[Stored data]

▬▬▬▬▬▬▬▬▬▬

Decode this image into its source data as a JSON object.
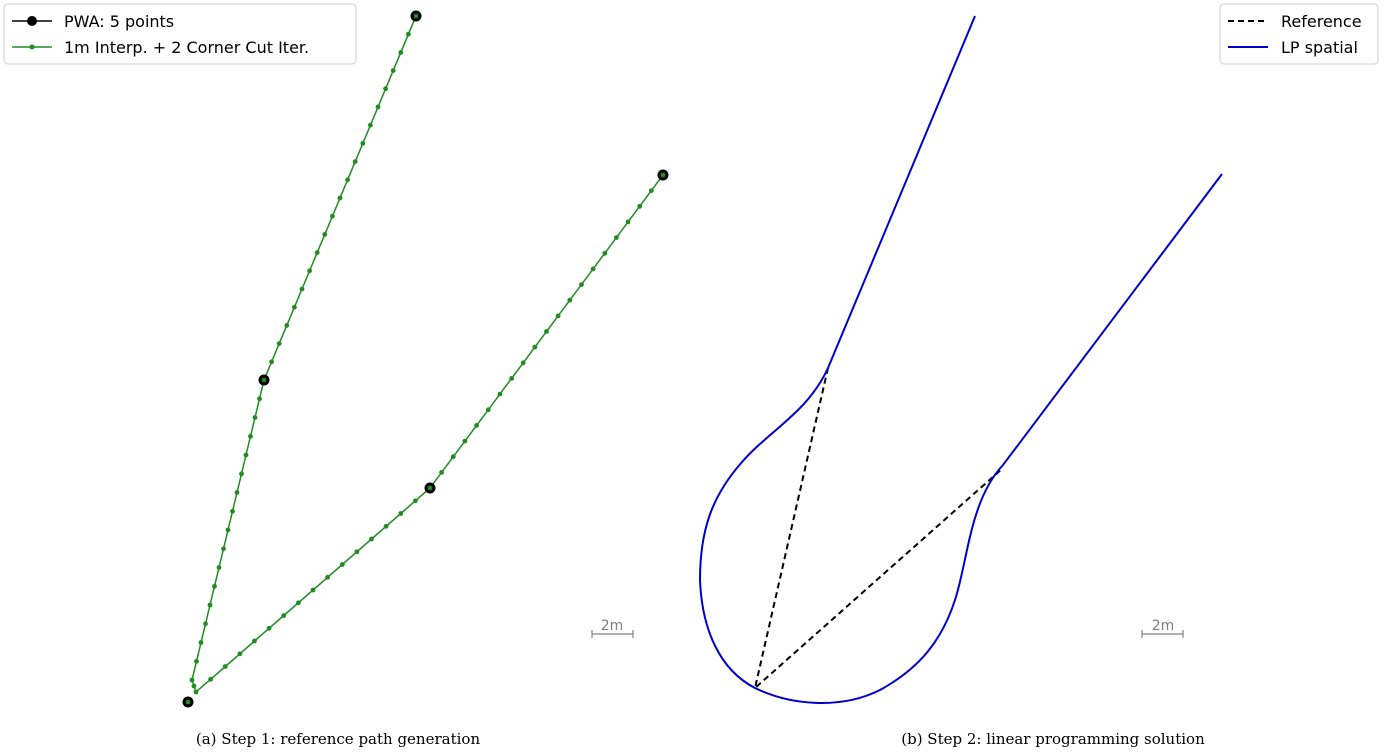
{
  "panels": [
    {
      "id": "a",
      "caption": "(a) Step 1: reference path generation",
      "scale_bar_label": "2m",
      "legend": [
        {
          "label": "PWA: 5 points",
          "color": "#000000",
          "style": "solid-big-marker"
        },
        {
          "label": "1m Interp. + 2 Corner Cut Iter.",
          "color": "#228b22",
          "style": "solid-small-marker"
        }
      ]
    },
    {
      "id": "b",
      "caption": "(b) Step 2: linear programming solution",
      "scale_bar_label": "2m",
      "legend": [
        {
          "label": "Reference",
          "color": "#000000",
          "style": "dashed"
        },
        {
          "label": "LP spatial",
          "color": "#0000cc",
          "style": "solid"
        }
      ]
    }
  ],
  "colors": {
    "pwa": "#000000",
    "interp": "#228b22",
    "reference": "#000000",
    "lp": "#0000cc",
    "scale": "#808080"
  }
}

▬▬▬▬▬▬▬▬▬▬

**What the exercise asks**
Copy all lines from the material that contain "style".

**Exercise answer**
          "style": "solid-big-marker"
          "style": "solid-small-marker"
          "style": "dashed"
          "style": "solid"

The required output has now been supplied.